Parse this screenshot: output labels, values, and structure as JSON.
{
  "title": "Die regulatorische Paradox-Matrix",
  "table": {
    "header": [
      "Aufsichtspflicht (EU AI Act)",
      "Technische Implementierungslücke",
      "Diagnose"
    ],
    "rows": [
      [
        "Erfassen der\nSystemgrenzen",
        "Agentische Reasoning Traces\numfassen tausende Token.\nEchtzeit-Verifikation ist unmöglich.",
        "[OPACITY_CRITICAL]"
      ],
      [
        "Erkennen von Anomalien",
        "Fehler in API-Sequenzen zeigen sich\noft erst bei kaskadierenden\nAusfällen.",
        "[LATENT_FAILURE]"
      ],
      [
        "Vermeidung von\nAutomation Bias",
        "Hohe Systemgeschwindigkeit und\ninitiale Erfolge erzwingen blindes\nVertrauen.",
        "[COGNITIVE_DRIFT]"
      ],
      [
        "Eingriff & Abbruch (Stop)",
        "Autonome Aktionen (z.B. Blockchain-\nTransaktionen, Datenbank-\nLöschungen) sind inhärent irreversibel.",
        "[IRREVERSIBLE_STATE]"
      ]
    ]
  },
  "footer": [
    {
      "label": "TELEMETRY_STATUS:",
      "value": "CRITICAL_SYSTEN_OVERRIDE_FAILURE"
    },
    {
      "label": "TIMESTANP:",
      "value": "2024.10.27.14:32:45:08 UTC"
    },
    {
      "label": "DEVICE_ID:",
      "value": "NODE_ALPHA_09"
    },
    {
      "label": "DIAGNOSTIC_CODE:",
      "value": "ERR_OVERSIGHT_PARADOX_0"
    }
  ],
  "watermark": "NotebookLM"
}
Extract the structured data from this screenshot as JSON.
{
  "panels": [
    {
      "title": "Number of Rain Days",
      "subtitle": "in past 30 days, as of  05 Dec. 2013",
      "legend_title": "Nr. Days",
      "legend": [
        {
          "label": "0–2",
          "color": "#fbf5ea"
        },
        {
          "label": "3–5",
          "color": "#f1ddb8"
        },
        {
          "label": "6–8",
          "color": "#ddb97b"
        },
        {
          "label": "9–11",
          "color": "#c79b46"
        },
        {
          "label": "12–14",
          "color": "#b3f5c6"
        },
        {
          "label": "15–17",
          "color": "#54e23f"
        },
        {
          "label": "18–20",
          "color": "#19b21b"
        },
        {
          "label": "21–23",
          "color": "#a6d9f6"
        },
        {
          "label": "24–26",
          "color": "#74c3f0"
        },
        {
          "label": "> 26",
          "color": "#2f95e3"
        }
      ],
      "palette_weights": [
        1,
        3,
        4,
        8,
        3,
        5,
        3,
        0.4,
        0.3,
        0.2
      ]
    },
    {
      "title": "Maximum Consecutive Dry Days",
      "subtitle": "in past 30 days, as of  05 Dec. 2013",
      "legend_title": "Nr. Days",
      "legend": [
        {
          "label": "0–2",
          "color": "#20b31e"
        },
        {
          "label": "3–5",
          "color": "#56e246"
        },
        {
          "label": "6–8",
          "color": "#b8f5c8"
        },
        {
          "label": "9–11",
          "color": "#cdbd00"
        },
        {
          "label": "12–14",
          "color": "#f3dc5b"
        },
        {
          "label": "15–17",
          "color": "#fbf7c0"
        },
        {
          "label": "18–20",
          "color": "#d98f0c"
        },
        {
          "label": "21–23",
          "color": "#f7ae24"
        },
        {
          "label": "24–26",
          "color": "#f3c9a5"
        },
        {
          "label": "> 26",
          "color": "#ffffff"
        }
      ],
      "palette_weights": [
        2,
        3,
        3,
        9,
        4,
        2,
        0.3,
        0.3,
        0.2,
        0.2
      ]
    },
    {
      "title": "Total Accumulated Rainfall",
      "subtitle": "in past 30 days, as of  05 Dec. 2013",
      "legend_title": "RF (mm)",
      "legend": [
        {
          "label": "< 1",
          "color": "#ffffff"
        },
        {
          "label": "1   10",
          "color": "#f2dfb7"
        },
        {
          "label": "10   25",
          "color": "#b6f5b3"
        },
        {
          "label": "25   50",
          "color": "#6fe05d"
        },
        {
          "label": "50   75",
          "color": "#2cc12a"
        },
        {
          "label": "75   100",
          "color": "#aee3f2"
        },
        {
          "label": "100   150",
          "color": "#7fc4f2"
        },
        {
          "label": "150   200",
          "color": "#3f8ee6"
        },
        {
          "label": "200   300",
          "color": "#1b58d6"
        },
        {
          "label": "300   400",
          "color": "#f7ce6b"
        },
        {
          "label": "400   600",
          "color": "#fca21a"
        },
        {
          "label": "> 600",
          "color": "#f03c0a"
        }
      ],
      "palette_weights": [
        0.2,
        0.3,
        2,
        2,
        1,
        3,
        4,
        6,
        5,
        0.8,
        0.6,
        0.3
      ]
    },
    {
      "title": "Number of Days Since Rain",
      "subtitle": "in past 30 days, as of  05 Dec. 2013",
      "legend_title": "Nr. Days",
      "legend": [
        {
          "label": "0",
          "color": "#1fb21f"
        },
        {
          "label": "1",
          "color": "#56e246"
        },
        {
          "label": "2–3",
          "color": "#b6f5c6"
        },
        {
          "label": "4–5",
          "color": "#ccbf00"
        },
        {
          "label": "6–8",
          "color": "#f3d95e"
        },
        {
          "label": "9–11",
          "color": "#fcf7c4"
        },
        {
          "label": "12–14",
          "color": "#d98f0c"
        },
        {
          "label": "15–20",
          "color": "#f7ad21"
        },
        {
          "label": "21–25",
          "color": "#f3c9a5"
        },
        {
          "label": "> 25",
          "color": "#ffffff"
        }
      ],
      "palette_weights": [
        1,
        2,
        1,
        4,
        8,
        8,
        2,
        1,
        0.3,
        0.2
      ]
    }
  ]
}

§ **Set exercise**
Pick out every line above that contains the word "JSON" and copy it.

§ **The response**
Parse this screenshot: output labels, values, and structure as JSON.
Extract the structured data from this screenshot as JSON.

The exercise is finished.